STORED DATA:
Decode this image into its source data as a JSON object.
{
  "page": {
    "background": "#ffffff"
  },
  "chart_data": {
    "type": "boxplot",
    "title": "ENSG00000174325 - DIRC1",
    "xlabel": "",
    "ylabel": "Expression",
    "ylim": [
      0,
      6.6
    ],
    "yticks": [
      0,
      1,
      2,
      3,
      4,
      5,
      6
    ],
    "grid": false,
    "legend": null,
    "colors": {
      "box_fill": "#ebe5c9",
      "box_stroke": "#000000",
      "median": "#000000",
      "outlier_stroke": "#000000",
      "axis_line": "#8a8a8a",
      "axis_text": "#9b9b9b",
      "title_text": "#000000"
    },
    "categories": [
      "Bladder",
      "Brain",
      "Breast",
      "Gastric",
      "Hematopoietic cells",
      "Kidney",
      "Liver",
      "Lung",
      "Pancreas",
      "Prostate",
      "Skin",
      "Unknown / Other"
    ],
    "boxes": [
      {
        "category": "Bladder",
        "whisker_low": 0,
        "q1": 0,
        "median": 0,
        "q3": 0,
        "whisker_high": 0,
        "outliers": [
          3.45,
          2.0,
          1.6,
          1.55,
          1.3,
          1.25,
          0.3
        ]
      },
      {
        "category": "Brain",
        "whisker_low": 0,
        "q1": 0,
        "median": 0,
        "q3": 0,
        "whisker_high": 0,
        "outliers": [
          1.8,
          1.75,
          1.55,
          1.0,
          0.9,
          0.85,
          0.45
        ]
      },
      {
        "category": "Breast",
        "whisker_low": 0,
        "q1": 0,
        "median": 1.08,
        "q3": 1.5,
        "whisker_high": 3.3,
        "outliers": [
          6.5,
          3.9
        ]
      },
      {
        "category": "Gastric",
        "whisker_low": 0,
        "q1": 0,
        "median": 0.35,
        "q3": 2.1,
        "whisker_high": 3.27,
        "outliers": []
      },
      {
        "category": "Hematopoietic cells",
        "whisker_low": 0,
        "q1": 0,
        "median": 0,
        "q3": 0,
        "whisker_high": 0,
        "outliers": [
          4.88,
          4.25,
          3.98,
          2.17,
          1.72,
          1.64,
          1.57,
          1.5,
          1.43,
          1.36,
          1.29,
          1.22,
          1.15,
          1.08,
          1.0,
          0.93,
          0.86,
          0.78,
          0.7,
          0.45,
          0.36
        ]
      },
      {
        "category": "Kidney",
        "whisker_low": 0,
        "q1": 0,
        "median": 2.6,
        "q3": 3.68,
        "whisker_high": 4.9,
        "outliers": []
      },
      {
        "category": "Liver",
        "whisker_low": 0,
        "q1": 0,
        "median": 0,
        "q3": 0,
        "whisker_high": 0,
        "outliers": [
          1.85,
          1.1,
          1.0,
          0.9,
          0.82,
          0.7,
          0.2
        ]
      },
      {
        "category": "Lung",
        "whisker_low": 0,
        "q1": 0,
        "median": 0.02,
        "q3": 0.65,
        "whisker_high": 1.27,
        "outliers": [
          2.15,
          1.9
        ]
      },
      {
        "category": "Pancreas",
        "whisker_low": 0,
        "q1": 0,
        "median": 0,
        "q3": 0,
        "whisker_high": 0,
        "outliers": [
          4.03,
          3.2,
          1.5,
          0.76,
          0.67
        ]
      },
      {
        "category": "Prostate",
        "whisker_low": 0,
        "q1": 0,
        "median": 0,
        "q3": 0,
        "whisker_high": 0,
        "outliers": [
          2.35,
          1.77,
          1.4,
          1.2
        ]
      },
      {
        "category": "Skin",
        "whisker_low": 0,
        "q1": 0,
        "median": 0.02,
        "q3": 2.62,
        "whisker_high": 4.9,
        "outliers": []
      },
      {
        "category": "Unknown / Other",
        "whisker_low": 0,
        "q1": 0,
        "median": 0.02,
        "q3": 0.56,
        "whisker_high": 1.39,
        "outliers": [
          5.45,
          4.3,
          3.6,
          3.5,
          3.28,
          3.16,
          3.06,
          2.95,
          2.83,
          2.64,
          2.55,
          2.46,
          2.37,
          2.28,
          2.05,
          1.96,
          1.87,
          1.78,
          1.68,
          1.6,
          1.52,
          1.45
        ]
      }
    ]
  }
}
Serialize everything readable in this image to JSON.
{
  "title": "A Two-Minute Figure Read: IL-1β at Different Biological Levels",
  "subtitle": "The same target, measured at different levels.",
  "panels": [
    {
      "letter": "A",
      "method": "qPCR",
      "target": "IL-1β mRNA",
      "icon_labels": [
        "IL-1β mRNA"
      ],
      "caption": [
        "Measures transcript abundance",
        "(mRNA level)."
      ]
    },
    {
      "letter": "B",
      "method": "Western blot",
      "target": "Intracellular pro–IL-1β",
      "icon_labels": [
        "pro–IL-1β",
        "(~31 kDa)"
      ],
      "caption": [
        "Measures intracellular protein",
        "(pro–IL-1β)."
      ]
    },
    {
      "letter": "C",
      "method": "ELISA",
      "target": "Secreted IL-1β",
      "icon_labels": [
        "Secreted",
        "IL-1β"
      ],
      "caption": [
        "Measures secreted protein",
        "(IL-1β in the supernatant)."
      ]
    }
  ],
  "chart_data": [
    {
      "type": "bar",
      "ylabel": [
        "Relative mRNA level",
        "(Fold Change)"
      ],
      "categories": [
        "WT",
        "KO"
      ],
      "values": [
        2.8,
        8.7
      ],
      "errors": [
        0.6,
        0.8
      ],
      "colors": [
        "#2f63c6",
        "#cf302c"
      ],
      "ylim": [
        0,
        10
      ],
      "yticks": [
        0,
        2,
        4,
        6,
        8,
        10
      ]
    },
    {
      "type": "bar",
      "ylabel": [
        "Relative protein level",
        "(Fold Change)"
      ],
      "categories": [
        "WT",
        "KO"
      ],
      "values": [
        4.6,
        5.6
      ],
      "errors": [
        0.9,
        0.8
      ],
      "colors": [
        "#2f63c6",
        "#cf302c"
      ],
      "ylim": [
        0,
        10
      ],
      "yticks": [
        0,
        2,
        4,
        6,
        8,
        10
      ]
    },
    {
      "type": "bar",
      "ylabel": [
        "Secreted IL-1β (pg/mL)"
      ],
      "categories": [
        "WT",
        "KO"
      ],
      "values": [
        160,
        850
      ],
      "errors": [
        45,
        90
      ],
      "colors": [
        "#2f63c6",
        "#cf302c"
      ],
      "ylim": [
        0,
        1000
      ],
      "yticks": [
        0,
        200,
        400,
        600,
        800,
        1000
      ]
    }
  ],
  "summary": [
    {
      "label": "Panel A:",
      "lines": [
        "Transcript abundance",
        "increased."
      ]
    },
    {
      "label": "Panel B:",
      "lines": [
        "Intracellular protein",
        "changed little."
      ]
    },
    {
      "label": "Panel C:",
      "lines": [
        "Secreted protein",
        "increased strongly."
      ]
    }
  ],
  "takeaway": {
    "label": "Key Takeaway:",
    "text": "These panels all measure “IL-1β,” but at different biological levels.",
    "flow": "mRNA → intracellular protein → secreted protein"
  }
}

YOUR ASSIGNMENT:
Return all lines of the data in which the string "method" appears.

WRITTEN RESPONSE:
      "method": "qPCR",
      "method": "Western blot",
      "method": "ELISA",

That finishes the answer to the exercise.